-- OBJECTIVE --
Copy each line below that contains "JCPDS".

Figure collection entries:
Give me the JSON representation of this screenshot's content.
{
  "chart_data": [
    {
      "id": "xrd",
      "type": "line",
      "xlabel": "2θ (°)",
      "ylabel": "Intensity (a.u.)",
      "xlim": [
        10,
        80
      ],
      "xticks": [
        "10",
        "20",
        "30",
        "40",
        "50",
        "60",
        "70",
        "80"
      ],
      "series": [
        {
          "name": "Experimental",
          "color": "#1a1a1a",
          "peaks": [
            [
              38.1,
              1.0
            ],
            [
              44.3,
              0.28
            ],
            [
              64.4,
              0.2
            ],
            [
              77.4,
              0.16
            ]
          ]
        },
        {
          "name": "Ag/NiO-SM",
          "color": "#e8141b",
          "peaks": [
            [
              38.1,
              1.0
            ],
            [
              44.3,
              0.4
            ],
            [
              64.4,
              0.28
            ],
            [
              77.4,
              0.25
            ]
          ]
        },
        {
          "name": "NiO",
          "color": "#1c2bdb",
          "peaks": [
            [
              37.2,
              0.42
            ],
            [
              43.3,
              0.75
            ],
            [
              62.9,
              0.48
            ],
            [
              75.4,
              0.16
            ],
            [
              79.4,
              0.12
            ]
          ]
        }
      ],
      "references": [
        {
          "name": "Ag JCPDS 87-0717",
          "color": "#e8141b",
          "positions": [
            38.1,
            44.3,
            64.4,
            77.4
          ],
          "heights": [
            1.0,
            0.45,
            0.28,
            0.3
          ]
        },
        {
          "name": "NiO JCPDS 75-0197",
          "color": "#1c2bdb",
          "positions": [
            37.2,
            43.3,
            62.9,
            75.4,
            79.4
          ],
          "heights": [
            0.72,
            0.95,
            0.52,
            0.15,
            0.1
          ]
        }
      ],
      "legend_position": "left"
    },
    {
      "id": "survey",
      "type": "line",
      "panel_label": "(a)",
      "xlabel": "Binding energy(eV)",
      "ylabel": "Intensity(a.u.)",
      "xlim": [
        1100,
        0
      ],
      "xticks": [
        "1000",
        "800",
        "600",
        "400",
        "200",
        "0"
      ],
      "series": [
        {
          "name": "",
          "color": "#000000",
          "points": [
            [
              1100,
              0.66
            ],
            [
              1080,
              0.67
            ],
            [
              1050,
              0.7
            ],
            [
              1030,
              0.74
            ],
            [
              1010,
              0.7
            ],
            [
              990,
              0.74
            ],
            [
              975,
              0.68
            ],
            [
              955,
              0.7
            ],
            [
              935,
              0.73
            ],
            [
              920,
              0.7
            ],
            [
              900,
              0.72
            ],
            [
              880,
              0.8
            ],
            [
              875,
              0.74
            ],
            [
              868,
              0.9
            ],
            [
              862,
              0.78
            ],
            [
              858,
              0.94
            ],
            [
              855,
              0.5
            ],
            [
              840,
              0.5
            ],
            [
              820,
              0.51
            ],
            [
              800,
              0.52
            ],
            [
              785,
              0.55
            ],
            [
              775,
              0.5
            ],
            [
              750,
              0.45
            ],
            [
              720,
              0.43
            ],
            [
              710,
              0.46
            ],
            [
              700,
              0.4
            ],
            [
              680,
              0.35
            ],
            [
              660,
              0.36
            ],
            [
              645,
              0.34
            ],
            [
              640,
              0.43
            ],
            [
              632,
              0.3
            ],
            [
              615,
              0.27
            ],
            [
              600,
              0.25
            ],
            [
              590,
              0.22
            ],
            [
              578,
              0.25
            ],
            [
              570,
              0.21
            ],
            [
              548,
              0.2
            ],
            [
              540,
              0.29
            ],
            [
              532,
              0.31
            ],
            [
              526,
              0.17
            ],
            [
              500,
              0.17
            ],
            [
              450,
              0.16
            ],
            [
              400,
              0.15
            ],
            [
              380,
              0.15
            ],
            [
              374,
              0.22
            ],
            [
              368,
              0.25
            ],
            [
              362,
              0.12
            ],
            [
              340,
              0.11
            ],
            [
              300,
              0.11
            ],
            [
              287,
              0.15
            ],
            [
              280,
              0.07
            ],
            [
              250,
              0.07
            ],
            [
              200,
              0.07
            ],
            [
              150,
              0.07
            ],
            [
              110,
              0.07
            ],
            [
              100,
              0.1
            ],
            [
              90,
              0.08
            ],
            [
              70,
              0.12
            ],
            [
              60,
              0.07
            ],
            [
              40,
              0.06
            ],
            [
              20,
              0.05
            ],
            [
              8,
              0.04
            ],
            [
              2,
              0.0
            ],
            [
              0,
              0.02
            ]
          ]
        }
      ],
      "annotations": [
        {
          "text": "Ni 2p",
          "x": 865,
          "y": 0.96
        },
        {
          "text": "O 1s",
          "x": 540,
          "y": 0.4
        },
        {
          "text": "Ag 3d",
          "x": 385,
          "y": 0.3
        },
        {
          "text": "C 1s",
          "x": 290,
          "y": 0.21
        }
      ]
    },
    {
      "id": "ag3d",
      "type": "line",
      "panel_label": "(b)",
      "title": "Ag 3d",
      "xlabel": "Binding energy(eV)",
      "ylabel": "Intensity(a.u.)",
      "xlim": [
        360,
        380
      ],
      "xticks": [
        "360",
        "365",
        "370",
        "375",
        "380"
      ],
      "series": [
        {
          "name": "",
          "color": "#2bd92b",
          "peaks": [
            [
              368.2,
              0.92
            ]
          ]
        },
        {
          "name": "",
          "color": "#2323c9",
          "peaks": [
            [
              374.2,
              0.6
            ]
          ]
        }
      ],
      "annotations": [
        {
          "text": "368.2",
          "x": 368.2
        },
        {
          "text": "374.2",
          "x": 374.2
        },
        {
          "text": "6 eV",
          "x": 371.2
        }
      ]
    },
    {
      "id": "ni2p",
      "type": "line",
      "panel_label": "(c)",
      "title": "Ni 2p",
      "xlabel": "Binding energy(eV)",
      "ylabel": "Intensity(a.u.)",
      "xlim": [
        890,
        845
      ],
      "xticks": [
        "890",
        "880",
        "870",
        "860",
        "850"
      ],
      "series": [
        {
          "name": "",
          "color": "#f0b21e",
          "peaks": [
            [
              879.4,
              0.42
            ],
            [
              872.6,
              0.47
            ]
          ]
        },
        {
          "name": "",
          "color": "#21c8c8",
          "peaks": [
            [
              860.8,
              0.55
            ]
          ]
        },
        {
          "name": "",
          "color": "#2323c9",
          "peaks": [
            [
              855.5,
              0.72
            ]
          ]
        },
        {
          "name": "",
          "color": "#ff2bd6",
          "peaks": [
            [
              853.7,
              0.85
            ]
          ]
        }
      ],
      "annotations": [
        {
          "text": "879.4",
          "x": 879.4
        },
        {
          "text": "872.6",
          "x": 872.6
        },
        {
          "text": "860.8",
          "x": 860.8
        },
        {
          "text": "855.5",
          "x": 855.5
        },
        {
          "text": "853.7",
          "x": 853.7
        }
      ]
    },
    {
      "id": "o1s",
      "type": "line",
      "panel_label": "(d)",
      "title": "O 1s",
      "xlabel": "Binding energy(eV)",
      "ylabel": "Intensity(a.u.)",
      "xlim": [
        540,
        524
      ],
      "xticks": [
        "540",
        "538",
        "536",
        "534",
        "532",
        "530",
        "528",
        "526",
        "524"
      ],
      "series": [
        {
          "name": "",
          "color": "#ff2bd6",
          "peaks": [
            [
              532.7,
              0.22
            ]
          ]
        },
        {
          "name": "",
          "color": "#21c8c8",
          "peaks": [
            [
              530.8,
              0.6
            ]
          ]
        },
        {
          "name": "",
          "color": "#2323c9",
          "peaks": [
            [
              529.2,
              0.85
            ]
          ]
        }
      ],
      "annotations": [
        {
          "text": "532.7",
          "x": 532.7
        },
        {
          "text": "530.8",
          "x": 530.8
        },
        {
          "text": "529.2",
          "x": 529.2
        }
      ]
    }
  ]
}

-- SOLUTION FOR THIS TASK --
          "name": "Ag JCPDS 87-0717",
          "name": "NiO JCPDS 75-0197",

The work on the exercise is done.